>>>>>
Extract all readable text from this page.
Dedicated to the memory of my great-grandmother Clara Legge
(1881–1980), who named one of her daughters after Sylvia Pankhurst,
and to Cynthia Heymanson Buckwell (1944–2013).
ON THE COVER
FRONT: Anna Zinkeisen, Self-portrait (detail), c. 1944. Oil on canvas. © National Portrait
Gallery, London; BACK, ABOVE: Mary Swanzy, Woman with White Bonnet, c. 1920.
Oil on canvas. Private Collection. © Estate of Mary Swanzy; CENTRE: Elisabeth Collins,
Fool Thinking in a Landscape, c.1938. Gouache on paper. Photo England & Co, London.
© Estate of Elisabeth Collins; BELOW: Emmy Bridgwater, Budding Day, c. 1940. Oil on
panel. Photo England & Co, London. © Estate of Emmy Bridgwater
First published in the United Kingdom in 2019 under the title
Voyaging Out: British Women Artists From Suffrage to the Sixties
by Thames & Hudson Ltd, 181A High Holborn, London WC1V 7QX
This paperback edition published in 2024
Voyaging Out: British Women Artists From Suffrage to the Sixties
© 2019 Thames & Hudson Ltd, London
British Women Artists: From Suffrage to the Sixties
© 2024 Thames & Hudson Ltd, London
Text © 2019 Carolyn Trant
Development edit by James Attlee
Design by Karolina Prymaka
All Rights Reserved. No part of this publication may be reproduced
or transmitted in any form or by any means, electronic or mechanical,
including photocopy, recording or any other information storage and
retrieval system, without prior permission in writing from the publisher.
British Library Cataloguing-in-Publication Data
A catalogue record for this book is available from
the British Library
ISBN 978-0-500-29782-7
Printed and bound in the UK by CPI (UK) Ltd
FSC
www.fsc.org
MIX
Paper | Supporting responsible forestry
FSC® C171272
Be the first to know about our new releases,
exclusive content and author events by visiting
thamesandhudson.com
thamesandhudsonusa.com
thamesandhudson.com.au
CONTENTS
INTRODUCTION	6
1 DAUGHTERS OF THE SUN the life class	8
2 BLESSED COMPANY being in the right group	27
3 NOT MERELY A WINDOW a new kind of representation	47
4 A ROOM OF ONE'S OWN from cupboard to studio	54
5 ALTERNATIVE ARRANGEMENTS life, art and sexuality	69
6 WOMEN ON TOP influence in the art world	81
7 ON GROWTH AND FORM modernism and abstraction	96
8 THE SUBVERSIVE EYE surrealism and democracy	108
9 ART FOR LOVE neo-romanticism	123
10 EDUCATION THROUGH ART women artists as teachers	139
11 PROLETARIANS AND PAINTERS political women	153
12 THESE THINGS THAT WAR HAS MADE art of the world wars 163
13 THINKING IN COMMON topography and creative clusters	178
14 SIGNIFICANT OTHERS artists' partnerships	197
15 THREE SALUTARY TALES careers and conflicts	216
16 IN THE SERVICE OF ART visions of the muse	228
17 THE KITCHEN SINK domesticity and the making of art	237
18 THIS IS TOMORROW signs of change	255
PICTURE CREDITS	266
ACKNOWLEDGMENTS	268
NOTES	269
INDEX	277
<<<<<
Using the listing above, list every line in which the string "London" occurs.

THE RESPONSE:
Gallery, London; BACK, ABOVE: Mary Swanzy, Woman with White Bonnet, c. 1920.
Fool Thinking in a Landscape, c.1938. Gouache on paper. Photo England & Co, London.
panel. Photo England & Co, London. © Estate of Emmy Bridgwater
by Thames & Hudson Ltd, 181A High Holborn, London WC1V 7QX
© 2019 Thames & Hudson Ltd, London
© 2024 Thames & Hudson Ltd, London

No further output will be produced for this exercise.